- **EXERCISE PROMPT**: Take the data that follows and retype it word for word.
--- Start of RECORDS FOR THIS TASK ---
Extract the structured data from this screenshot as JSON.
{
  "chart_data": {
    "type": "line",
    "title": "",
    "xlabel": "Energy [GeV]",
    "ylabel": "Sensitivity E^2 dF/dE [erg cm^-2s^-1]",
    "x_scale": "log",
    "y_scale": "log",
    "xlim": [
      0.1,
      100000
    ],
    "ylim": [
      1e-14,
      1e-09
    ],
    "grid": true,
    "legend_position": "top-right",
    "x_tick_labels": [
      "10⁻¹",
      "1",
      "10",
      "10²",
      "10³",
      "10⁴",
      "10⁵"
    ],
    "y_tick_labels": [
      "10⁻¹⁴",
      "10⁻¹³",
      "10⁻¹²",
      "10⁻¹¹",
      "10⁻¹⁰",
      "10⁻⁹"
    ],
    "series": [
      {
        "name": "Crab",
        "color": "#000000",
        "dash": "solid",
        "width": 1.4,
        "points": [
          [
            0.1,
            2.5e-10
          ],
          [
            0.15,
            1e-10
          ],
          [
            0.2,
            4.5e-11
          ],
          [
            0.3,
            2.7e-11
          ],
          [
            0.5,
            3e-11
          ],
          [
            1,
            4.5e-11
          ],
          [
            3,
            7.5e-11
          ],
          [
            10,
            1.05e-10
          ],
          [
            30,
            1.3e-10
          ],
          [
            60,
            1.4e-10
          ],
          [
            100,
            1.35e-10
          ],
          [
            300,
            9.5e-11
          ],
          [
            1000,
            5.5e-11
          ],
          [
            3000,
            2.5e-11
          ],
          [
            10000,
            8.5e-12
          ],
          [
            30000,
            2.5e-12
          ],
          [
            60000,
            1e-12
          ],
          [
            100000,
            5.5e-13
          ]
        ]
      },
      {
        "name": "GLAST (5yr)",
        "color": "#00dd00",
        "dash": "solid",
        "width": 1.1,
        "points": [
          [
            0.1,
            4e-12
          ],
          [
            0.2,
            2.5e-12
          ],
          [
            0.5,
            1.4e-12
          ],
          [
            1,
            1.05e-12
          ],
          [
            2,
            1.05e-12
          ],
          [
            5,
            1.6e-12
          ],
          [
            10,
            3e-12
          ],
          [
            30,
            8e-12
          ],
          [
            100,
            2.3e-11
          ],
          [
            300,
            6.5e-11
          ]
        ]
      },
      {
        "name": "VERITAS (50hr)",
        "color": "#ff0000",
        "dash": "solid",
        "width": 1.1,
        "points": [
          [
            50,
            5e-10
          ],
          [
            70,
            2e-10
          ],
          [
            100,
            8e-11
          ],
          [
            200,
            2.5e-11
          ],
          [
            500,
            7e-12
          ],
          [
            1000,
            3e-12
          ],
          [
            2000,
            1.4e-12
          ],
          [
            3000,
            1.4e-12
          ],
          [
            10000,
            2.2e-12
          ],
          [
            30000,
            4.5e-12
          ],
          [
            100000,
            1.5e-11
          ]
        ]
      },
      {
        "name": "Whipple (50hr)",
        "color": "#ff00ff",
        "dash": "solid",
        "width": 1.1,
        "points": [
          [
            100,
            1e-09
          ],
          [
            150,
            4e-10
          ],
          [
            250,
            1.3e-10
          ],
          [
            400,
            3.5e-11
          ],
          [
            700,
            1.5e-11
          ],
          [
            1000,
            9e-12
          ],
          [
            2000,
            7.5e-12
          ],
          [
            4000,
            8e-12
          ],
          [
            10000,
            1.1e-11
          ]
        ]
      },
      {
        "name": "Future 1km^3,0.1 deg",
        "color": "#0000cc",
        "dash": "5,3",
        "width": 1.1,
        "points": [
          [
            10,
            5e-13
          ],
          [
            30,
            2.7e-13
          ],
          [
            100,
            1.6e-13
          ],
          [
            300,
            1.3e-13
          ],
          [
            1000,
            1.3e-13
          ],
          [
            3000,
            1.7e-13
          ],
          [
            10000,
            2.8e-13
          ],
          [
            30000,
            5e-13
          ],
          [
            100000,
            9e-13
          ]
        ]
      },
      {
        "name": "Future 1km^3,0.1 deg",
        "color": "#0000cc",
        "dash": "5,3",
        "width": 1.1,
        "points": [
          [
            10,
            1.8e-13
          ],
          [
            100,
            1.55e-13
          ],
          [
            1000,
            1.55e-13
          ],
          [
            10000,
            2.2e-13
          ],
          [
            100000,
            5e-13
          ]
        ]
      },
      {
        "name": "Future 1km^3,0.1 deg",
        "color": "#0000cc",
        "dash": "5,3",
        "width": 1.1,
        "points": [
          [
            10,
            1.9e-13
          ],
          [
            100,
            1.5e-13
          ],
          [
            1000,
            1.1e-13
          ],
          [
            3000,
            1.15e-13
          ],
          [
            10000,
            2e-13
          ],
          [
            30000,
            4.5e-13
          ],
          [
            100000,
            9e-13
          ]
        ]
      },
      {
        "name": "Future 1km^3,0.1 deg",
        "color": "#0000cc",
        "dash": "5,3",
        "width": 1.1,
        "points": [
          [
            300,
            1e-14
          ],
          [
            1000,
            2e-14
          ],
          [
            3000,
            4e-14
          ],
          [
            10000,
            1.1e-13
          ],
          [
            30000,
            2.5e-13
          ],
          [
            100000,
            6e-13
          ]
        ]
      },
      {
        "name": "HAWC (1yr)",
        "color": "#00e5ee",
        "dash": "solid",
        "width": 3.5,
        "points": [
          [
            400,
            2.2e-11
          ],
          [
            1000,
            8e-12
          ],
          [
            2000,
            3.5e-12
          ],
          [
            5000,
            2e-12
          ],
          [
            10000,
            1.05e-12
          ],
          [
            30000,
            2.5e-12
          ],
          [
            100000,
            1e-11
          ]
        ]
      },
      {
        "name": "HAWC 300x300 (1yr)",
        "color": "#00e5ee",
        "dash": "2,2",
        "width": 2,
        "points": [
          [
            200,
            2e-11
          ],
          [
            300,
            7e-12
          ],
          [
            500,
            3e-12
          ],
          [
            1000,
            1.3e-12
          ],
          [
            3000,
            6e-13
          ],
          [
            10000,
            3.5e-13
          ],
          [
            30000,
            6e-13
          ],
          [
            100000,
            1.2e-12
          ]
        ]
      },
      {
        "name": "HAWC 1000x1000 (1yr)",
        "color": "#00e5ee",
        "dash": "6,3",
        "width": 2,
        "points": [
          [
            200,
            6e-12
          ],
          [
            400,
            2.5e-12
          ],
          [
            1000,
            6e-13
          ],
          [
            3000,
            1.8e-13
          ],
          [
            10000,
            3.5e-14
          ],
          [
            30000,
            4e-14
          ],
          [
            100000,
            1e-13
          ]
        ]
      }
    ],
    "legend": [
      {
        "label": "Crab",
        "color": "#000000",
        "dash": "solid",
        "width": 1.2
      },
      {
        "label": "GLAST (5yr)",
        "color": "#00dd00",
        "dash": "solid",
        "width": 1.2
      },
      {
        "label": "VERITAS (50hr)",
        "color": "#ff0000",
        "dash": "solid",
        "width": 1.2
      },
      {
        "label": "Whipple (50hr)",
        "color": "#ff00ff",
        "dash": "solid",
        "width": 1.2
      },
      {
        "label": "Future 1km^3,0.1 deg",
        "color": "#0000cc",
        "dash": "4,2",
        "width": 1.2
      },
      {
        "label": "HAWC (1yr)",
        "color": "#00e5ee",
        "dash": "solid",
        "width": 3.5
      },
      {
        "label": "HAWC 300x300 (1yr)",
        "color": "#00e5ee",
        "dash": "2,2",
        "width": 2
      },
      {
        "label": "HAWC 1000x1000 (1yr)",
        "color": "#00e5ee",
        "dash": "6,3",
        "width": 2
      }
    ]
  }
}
--- End of RECORDS FOR THIS TASK ---
- **RESULT BELOW**:
Extract the structured data from this screenshot as JSON.
{
  "chart_data": {
    "type": "line",
    "title": "",
    "xlabel": "Energy [GeV]",
    "ylabel": "Sensitivity E^2 dF/dE [erg cm^-2s^-1]",
    "x_scale": "log",
    "y_scale": "log",
    "xlim": [
      0.1,
      100000
    ],
    "ylim": [
      1e-14,
      1e-09
    ],
    "grid": true,
    "legend_position": "top-right",
    "x_tick_labels": [
      "10⁻¹",
      "1",
      "10",
      "10²",
      "10³",
      "10⁴",
      "10⁵"
    ],
    "y_tick_labels": [
      "10⁻¹⁴",
      "10⁻¹³",
      "10⁻¹²",
      "10⁻¹¹",
      "10⁻¹⁰",
      "10⁻⁹"
    ],
    "series": [
      {
        "name": "Crab",
        "color": "#000000",
        "dash": "solid",
        "width": 1.4,
        "points": [
          [
            0.1,
            2.5e-10
          ],
          [
            0.15,
            1e-10
          ],
          [
            0.2,
            4.5e-11
          ],
          [
            0.3,
            2.7e-11
          ],
          [
            0.5,
            3e-11
          ],
          [
            1,
            4.5e-11
          ],
          [
            3,
            7.5e-11
          ],
          [
            10,
            1.05e-10
          ],
          [
            30,
            1.3e-10
          ],
          [
            60,
            1.4e-10
          ],
          [
            100,
            1.35e-10
          ],
          [
            300,
            9.5e-11
          ],
          [
            1000,
            5.5e-11
          ],
          [
            3000,
            2.5e-11
          ],
          [
            10000,
            8.5e-12
          ],
          [
            30000,
            2.5e-12
          ],
          [
            60000,
            1e-12
          ],
          [
            100000,
            5.5e-13
          ]
        ]
      },
      {
        "name": "GLAST (5yr)",
        "color": "#00dd00",
        "dash": "solid",
        "width": 1.1,
        "points": [
          [
            0.1,
            4e-12
          ],
          [
            0.2,
            2.5e-12
          ],
          [
            0.5,
            1.4e-12
          ],
          [
            1,
            1.05e-12
          ],
          [
            2,
            1.05e-12
          ],
          [
            5,
            1.6e-12
          ],
          [
            10,
            3e-12
          ],
          [
            30,
            8e-12
          ],
          [
            100,
            2.3e-11
          ],
          [
            300,
            6.5e-11
          ]
        ]
      },
      {
        "name": "VERITAS (50hr)",
        "color": "#ff0000",
        "dash": "solid",
        "width": 1.1,
        "points": [
          [
            50,
            5e-10
          ],
          [
            70,
            2e-10
          ],
          [
            100,
            8e-11
          ],
          [
            200,
            2.5e-11
          ],
          [
            500,
            7e-12
          ],
          [
            1000,
            3e-12
          ],
          [
            2000,
            1.4e-12
          ],
          [
            3000,
            1.4e-12
          ],
          [
            10000,
            2.2e-12
          ],
          [
            30000,
            4.5e-12
          ],
          [
            100000,
            1.5e-11
          ]
        ]
      },
      {
        "name": "Whipple (50hr)",
        "color": "#ff00ff",
        "dash": "solid",
        "width": 1.1,
        "points": [
          [
            100,
            1e-09
          ],
          [
            150,
            4e-10
          ],
          [
            250,
            1.3e-10
          ],
          [
            400,
            3.5e-11
          ],
          [
            700,
            1.5e-11
          ],
          [
            1000,
            9e-12
          ],
          [
            2000,
            7.5e-12
          ],
          [
            4000,
            8e-12
          ],
          [
            10000,
            1.1e-11
          ]
        ]
      },
      {
        "name": "Future 1km^3,0.1 deg",
        "color": "#0000cc",
        "dash": "5,3",
        "width": 1.1,
        "points": [
          [
            10,
            5e-13
          ],
          [
            30,
            2.7e-13
          ],
          [
            100,
            1.6e-13
          ],
          [
            300,
            1.3e-13
          ],
          [
            1000,
            1.3e-13
          ],
          [
            3000,
            1.7e-13
          ],
          [
            10000,
            2.8e-13
          ],
          [
            30000,
            5e-13
          ],
          [
            100000,
            9e-13
          ]
        ]
      },
      {
        "name": "Future 1km^3,0.1 deg",
        "color": "#0000cc",
        "dash": "5,3",
        "width": 1.1,
        "points": [
          [
            10,
            1.8e-13
          ],
          [
            100,
            1.55e-13
          ],
          [
            1000,
            1.55e-13
          ],
          [
            10000,
            2.2e-13
          ],
          [
            100000,
            5e-13
          ]
        ]
      },
      {
        "name": "Future 1km^3,0.1 deg",
        "color": "#0000cc",
        "dash": "5,3",
        "width": 1.1,
        "points": [
          [
            10,
            1.9e-13
          ],
          [
            100,
            1.5e-13
          ],
          [
            1000,
            1.1e-13
          ],
          [
            3000,
            1.15e-13
          ],
          [
            10000,
            2e-13
          ],
          [
            30000,
            4.5e-13
          ],
          [
            100000,
            9e-13
          ]
        ]
      },
      {
        "name": "Future 1km^3,0.1 deg",
        "color": "#0000cc",
        "dash": "5,3",
        "width": 1.1,
        "points": [
          [
            300,
            1e-14
          ],
          [
            1000,
            2e-14
          ],
          [
            3000,
            4e-14
          ],
          [
            10000,
            1.1e-13
          ],
          [
            30000,
            2.5e-13
          ],
          [
            100000,
            6e-13
          ]
        ]
      },
      {
        "name": "HAWC (1yr)",
        "color": "#00e5ee",
        "dash": "solid",
        "width": 3.5,
        "points": [
          [
            400,
            2.2e-11
          ],
          [
            1000,
            8e-12
          ],
          [
            2000,
            3.5e-12
          ],
          [
            5000,
            2e-12
          ],
          [
            10000,
            1.05e-12
          ],
          [
            30000,
            2.5e-12
          ],
          [
            100000,
            1e-11
          ]
        ]
      },
      {
        "name": "HAWC 300x300 (1yr)",
        "color": "#00e5ee",
        "dash": "2,2",
        "width": 2,
        "points": [
          [
            200,
            2e-11
          ],
          [
            300,
            7e-12
          ],
          [
            500,
            3e-12
          ],
          [
            1000,
            1.3e-12
          ],
          [
            3000,
            6e-13
          ],
          [
            10000,
            3.5e-13
          ],
          [
            30000,
            6e-13
          ],
          [
            100000,
            1.2e-12
          ]
        ]
      },
      {
        "name": "HAWC 1000x1000 (1yr)",
        "color": "#00e5ee",
        "dash": "6,3",
        "width": 2,
        "points": [
          [
            200,
            6e-12
          ],
          [
            400,
            2.5e-12
          ],
          [
            1000,
            6e-13
          ],
          [
            3000,
            1.8e-13
          ],
          [
            10000,
            3.5e-14
          ],
          [
            30000,
            4e-14
          ],
          [
            100000,
            1e-13
          ]
        ]
      }
    ],
    "legend": [
      {
        "label": "Crab",
        "color": "#000000",
        "dash": "solid",
        "width": 1.2
      },
      {
        "label": "GLAST (5yr)",
        "color": "#00dd00",
        "dash": "solid",
        "width": 1.2
      },
      {
        "label": "VERITAS (50hr)",
        "color": "#ff0000",
        "dash": "solid",
        "width": 1.2
      },
      {
        "label": "Whipple (50hr)",
        "color": "#ff00ff",
        "dash": "solid",
        "width": 1.2
      },
      {
        "label": "Future 1km^3,0.1 deg",
        "color": "#0000cc",
        "dash": "4,2",
        "width": 1.2
      },
      {
        "label": "HAWC (1yr)",
        "color": "#00e5ee",
        "dash": "solid",
        "width": 3.5
      },
      {
        "label": "HAWC 300x300 (1yr)",
        "color": "#00e5ee",
        "dash": "2,2",
        "width": 2
      },
      {
        "label": "HAWC 1000x1000 (1yr)",
        "color": "#00e5ee",
        "dash": "6,3",
        "width": 2
      }
    ]
  }
}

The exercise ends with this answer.